(Figure record listings)
================
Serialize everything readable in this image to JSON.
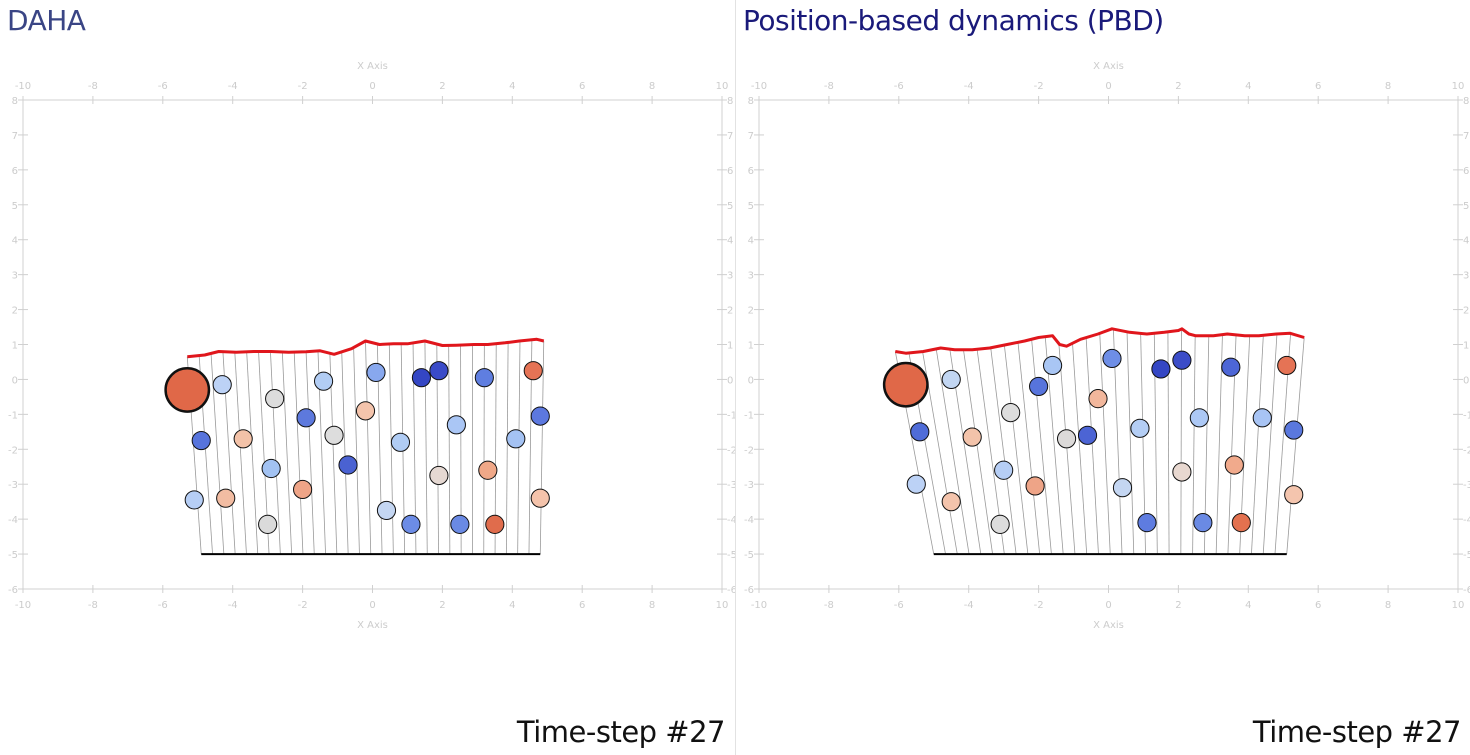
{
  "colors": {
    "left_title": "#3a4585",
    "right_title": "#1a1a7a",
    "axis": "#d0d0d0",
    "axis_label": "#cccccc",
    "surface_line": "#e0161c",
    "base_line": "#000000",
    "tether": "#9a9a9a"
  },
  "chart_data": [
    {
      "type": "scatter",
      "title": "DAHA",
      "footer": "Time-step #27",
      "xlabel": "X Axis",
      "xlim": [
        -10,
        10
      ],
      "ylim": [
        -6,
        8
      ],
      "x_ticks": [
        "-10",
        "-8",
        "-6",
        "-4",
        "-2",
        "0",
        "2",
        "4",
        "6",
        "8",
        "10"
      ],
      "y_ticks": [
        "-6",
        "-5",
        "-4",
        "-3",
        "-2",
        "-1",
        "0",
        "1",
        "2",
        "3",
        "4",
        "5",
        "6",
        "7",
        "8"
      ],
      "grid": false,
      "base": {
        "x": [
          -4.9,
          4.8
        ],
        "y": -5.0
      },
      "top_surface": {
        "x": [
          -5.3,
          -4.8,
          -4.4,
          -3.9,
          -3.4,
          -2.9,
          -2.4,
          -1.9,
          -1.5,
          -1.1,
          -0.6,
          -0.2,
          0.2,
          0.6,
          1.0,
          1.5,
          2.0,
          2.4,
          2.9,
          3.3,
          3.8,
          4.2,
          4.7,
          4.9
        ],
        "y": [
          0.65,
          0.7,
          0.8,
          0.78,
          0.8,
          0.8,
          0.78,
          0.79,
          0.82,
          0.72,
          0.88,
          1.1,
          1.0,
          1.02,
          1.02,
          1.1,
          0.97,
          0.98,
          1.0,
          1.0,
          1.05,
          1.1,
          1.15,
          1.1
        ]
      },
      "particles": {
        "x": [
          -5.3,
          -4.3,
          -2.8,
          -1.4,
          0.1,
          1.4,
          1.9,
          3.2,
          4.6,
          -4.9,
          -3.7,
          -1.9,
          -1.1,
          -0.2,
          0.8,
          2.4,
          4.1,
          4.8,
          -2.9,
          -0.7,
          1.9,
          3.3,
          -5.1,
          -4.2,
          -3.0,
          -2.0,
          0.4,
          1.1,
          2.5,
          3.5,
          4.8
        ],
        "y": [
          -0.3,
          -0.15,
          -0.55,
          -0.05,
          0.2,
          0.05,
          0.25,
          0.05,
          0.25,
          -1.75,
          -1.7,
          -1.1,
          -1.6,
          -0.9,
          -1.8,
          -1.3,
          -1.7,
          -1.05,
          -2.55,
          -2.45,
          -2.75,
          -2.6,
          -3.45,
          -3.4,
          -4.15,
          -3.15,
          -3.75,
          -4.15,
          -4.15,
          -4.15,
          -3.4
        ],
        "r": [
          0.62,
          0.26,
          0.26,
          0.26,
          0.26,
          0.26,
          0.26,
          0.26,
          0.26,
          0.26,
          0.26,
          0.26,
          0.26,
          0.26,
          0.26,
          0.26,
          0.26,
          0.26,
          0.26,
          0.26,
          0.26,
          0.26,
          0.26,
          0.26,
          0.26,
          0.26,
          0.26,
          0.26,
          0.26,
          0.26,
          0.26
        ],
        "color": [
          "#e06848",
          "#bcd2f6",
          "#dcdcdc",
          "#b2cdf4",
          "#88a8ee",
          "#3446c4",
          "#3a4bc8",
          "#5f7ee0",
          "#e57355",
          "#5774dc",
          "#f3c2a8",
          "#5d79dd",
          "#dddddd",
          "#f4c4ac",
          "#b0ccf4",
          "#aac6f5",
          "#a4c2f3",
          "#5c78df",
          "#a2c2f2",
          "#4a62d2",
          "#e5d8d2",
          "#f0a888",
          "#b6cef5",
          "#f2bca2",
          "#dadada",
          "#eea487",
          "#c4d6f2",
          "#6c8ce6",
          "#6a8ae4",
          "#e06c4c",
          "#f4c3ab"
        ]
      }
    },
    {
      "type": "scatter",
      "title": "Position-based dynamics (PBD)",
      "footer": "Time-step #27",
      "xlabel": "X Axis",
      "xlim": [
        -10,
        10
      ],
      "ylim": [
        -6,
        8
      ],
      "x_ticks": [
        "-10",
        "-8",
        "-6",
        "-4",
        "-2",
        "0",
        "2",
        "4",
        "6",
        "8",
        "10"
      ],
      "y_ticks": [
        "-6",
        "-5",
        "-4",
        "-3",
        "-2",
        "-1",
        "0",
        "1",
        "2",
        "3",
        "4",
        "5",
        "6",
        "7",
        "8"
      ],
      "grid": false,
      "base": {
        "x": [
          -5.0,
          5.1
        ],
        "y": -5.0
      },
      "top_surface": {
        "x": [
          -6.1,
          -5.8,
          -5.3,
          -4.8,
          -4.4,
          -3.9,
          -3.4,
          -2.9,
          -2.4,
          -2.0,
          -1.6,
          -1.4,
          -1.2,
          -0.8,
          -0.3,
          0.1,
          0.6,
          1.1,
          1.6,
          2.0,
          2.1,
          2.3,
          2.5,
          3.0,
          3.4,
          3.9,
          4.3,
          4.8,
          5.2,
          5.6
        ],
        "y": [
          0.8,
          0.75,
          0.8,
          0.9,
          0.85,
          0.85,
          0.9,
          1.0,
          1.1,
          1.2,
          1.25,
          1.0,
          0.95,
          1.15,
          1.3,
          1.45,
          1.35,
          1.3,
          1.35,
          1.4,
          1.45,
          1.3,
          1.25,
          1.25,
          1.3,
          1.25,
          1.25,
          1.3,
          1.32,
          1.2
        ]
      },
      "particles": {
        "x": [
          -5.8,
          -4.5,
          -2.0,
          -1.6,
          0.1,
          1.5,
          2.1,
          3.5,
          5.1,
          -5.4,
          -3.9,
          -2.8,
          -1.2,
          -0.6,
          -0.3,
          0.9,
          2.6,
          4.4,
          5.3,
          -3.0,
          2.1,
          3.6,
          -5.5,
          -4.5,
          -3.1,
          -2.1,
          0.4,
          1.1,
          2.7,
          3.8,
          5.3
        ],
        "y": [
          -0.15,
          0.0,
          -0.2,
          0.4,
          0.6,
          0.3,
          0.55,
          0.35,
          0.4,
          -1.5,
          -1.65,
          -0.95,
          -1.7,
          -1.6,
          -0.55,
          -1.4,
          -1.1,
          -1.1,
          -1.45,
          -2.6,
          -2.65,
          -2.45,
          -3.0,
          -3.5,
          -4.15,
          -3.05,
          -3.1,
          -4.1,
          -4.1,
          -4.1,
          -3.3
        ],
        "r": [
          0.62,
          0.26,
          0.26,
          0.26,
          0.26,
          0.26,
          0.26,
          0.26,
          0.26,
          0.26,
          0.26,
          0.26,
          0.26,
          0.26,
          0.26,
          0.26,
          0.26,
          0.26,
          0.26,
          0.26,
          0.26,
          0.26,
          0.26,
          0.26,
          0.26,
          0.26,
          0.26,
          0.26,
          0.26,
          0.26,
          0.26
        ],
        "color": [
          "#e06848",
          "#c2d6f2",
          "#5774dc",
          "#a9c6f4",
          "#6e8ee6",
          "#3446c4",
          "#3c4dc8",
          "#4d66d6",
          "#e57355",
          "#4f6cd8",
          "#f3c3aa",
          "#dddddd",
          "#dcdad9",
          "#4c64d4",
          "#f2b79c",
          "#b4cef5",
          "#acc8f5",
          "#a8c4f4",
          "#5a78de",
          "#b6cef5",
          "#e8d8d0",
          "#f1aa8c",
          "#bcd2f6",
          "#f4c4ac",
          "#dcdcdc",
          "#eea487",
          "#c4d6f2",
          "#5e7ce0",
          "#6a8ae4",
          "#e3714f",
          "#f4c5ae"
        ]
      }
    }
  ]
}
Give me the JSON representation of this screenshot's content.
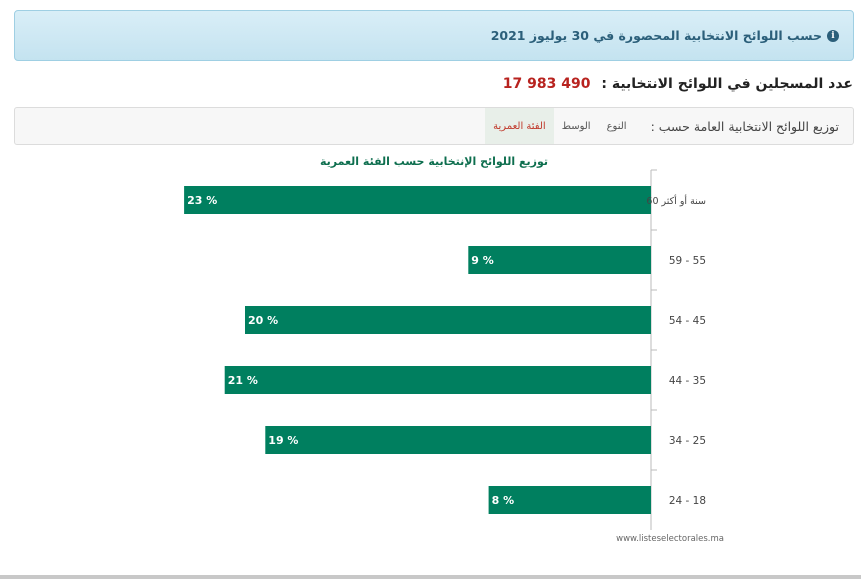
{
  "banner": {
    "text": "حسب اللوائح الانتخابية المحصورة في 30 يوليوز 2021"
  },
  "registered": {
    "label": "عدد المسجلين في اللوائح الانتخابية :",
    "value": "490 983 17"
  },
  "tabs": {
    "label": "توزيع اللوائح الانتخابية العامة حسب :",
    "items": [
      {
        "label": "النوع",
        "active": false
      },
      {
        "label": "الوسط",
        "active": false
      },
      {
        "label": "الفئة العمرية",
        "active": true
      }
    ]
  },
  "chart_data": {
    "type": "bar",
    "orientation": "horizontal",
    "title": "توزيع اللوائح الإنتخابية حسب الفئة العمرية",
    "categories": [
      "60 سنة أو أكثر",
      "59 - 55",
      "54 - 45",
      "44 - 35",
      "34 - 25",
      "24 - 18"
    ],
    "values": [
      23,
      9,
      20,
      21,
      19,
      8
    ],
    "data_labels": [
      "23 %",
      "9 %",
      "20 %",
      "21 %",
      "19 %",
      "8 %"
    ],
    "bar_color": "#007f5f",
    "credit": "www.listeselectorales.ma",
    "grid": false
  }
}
================
Write out exactly the lines from the line holding "Give me the" through the last line of the records above, inclusive, and nothing more. Leave out the pictures.

→ Answer in full:
Give me the JSON representation of this screenshot's content.
{
  "banner": {
    "text": "حسب اللوائح الانتخابية المحصورة في 30 يوليوز 2021"
  },
  "registered": {
    "label": "عدد المسجلين في اللوائح الانتخابية :",
    "value": "490 983 17"
  },
  "tabs": {
    "label": "توزيع اللوائح الانتخابية العامة حسب :",
    "items": [
      {
        "label": "النوع",
        "active": false
      },
      {
        "label": "الوسط",
        "active": false
      },
      {
        "label": "الفئة العمرية",
        "active": true
      }
    ]
  },
  "chart_data": {
    "type": "bar",
    "orientation": "horizontal",
    "title": "توزيع اللوائح الإنتخابية حسب الفئة العمرية",
    "categories": [
      "60 سنة أو أكثر",
      "59 - 55",
      "54 - 45",
      "44 - 35",
      "34 - 25",
      "24 - 18"
    ],
    "values": [
      23,
      9,
      20,
      21,
      19,
      8
    ],
    "data_labels": [
      "23 %",
      "9 %",
      "20 %",
      "21 %",
      "19 %",
      "8 %"
    ],
    "bar_color": "#007f5f",
    "credit": "www.listeselectorales.ma",
    "grid": false
  }
}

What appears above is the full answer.